EXERCISE INPUTS:
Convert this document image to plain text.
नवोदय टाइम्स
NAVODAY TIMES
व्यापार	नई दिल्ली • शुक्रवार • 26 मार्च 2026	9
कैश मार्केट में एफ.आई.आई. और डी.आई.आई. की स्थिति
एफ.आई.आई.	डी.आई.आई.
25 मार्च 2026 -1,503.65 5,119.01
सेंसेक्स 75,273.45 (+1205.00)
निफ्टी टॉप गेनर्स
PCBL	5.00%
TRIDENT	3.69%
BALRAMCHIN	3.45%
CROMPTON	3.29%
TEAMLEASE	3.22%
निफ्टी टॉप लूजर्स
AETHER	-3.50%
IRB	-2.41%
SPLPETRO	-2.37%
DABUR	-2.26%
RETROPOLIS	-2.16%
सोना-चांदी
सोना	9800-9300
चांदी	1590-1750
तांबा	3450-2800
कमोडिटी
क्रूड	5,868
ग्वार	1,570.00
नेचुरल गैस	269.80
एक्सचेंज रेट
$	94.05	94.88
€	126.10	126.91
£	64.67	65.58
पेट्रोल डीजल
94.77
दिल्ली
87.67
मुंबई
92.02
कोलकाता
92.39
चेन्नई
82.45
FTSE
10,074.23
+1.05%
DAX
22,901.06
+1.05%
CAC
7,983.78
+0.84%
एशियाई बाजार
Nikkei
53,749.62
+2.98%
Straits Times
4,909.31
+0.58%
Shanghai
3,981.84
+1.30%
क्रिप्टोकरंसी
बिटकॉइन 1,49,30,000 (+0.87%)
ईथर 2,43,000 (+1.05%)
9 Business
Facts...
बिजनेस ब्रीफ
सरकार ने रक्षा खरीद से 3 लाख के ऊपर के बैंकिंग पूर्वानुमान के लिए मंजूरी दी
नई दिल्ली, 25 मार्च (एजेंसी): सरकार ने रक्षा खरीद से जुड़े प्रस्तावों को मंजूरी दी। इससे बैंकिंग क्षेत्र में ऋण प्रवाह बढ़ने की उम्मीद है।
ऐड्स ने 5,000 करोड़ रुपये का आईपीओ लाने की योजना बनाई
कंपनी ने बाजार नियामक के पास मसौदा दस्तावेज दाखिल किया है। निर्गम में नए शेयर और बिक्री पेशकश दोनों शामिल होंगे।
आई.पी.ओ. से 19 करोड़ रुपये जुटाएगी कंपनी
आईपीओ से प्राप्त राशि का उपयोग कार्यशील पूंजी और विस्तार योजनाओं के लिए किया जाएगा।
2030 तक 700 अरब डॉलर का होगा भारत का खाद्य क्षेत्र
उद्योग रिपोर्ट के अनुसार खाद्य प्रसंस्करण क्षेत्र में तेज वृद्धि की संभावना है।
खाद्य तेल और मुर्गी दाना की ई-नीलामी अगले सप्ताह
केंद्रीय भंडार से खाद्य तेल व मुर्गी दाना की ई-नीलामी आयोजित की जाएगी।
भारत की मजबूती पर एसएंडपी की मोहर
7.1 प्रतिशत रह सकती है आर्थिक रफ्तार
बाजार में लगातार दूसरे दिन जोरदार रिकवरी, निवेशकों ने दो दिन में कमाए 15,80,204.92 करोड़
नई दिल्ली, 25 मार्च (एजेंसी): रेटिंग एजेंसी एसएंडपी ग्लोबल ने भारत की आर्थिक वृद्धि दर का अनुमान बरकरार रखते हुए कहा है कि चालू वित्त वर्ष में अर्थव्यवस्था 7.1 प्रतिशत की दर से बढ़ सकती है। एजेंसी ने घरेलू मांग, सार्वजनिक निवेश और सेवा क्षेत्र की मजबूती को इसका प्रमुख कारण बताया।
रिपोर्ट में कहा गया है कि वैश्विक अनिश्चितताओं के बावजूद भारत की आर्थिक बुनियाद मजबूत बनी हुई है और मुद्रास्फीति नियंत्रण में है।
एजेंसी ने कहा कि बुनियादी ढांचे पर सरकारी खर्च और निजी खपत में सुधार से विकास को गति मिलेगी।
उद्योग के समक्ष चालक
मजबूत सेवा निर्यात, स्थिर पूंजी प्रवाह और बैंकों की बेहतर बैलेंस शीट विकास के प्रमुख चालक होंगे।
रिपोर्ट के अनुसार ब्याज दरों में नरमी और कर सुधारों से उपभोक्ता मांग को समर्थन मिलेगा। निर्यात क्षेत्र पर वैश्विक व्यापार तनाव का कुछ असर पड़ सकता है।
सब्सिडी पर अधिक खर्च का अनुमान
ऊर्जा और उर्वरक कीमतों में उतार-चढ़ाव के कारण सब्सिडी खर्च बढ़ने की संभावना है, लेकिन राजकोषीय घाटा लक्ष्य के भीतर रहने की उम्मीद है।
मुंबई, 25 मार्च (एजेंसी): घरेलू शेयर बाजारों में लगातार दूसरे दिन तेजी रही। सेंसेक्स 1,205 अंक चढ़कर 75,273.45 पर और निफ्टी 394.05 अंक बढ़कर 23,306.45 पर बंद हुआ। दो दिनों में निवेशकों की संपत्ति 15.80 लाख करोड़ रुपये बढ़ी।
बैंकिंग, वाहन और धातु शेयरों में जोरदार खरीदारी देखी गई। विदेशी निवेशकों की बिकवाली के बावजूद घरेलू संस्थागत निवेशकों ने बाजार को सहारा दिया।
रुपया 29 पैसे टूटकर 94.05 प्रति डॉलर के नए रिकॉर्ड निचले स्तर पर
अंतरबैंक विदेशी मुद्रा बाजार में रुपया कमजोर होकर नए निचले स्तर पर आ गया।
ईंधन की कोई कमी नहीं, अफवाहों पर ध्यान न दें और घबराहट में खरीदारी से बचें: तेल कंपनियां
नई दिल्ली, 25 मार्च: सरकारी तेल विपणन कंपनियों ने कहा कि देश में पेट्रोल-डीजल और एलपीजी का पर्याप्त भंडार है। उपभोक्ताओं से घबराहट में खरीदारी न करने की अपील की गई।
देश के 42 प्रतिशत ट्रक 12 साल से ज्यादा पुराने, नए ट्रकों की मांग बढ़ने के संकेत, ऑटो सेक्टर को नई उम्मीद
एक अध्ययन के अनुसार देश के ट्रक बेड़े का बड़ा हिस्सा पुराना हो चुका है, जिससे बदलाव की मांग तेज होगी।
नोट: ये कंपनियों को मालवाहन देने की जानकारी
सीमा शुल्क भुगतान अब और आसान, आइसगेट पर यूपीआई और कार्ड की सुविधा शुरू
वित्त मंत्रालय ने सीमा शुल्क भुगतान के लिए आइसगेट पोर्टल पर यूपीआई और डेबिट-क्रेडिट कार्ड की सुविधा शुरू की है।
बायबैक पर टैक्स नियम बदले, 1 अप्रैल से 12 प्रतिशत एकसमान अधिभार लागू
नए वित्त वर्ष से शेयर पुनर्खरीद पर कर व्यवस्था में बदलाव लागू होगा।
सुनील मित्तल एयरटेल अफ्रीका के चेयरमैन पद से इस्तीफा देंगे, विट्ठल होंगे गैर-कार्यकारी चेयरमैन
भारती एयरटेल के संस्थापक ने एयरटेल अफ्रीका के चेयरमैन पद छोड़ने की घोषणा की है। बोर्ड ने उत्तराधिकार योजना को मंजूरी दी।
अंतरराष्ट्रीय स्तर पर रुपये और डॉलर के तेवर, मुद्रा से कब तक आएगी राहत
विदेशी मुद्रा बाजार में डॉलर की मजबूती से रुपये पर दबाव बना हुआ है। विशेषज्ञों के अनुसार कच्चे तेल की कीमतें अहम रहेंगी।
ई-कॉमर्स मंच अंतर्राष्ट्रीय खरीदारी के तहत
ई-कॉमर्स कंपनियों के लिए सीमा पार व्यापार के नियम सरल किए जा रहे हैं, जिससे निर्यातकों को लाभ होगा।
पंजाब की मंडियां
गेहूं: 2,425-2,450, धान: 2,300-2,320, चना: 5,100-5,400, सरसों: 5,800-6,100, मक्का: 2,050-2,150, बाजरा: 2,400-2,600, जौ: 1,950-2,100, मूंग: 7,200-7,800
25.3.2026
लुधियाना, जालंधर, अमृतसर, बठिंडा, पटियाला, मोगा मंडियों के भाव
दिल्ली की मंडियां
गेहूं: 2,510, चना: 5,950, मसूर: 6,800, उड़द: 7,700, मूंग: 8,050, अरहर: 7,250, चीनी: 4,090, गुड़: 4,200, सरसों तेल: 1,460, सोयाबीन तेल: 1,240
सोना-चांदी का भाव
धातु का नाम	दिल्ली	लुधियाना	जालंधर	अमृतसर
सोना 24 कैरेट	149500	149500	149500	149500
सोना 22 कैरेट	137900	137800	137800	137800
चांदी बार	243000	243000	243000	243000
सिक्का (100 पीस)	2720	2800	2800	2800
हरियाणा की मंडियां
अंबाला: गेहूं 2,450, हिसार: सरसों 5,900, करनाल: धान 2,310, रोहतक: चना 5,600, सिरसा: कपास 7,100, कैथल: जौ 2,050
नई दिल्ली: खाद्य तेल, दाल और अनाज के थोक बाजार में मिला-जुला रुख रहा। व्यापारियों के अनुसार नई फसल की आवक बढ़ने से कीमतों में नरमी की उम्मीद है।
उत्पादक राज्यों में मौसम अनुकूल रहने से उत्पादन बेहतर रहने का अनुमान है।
...
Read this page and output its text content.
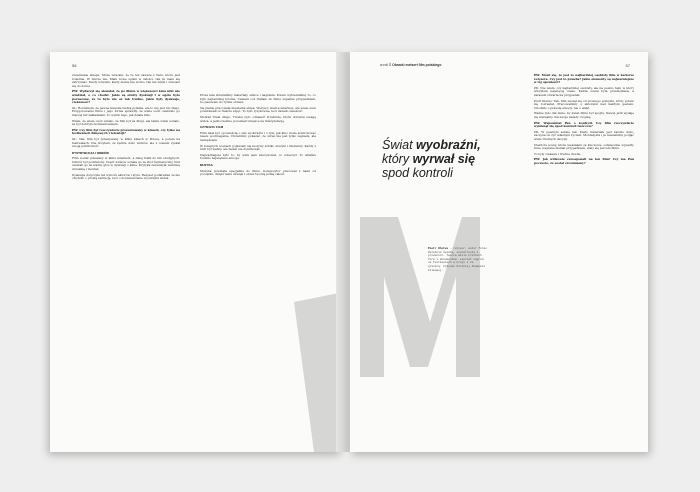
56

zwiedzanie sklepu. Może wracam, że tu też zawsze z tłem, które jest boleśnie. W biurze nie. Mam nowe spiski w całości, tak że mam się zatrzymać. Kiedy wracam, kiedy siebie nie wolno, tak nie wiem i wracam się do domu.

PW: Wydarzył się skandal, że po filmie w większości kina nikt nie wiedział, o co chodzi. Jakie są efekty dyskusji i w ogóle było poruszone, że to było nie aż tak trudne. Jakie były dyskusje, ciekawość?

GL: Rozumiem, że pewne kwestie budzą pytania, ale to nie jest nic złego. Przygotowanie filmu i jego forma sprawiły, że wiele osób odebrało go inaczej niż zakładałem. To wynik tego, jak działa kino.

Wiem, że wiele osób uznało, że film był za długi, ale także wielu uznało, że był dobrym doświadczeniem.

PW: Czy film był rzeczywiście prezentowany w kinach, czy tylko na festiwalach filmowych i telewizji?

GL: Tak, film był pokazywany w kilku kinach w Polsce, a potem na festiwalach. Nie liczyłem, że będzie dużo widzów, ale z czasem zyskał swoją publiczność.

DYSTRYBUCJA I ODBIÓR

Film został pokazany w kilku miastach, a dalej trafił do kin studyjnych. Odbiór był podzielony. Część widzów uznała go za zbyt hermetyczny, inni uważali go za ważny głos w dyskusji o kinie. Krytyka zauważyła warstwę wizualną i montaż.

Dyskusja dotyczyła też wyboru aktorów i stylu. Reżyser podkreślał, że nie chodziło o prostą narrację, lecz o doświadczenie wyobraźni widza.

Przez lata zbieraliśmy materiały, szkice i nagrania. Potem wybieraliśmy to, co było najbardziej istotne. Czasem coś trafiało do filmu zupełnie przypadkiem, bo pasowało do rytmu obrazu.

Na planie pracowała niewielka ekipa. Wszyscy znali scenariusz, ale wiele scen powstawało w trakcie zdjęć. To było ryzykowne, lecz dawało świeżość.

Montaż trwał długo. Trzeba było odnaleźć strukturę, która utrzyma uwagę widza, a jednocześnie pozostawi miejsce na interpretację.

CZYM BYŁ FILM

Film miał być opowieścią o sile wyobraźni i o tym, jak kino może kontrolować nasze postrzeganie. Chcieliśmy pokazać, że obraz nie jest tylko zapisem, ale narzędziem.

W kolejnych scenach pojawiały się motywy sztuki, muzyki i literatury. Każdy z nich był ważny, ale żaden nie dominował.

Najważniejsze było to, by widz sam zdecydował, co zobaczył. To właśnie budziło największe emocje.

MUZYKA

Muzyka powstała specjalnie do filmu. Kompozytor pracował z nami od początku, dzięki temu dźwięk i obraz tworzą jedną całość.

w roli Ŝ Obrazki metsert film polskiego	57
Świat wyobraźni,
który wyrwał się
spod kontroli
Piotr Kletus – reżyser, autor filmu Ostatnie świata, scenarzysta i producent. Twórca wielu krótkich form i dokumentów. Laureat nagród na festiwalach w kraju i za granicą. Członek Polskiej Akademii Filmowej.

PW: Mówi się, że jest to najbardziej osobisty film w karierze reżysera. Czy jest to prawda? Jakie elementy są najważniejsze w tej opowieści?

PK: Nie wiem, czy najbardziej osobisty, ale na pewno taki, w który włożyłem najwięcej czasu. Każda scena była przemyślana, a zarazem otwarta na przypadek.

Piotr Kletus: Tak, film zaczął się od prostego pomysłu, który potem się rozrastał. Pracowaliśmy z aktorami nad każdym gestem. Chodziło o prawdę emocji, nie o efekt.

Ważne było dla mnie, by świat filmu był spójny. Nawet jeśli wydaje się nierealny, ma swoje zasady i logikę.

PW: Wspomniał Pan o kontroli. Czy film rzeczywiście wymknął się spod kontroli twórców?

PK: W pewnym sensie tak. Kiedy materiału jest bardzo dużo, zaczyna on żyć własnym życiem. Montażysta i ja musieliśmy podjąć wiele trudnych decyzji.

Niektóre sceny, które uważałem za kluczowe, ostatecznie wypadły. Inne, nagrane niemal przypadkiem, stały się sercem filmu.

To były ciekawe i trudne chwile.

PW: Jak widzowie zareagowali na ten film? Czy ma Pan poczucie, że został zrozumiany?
--
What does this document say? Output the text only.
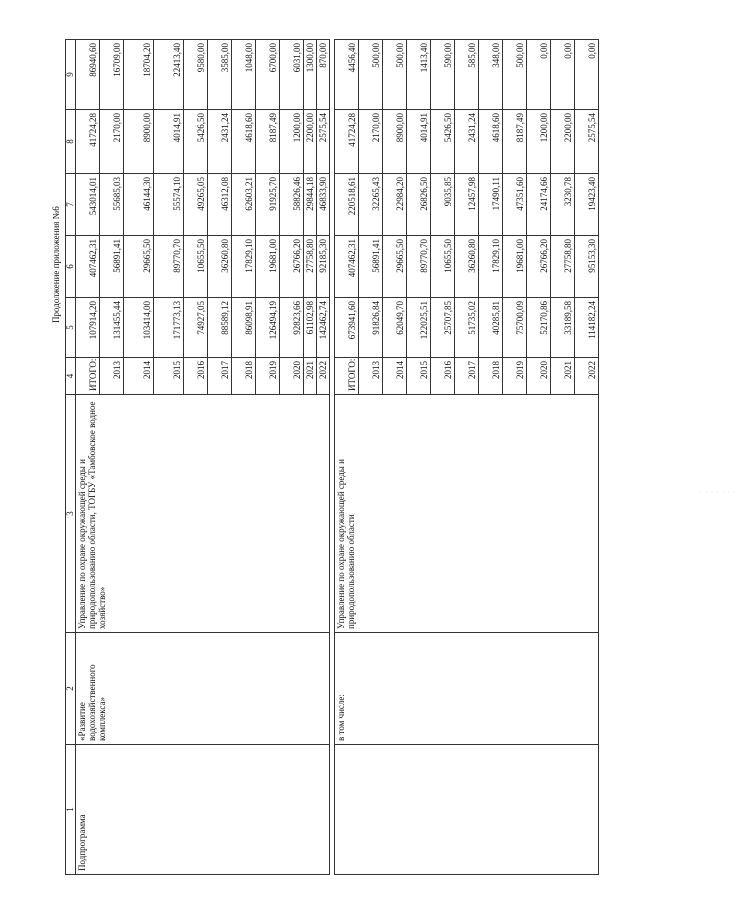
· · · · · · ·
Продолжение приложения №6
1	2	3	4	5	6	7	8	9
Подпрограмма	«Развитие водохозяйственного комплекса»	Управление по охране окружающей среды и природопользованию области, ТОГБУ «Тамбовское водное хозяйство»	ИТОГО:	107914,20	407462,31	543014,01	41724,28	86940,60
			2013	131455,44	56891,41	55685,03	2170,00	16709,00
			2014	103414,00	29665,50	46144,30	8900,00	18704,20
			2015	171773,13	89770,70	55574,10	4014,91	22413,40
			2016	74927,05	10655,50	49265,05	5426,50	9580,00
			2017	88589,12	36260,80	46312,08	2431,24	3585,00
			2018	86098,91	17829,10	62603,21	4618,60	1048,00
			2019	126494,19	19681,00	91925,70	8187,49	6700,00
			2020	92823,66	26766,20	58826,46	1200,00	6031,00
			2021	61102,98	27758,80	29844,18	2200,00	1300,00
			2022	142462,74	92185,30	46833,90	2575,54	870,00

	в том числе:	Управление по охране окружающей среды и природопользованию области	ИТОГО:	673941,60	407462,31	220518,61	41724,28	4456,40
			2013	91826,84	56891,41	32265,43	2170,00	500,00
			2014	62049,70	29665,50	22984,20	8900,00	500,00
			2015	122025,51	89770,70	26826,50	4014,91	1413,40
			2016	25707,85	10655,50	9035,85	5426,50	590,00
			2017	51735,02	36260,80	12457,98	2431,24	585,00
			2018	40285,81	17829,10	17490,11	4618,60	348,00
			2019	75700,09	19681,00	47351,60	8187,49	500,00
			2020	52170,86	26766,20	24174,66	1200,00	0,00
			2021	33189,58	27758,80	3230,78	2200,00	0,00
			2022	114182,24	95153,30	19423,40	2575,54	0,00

SET EXERCISE: Copy each line from the records above that includes the string "widza".

RESPONSE TO THIS TASK:
Dyskusja dotyczyła też wyboru aktorów i stylu. Reżyser podkreślał, że nie chodziło o prostą narrację, lecz o doświadczenie wyobraźni widza.
Montaż trwał długo. Trzeba było odnaleźć strukturę, która utrzyma uwagę widza, a jednocześnie pozostawi miejsce na interpretację.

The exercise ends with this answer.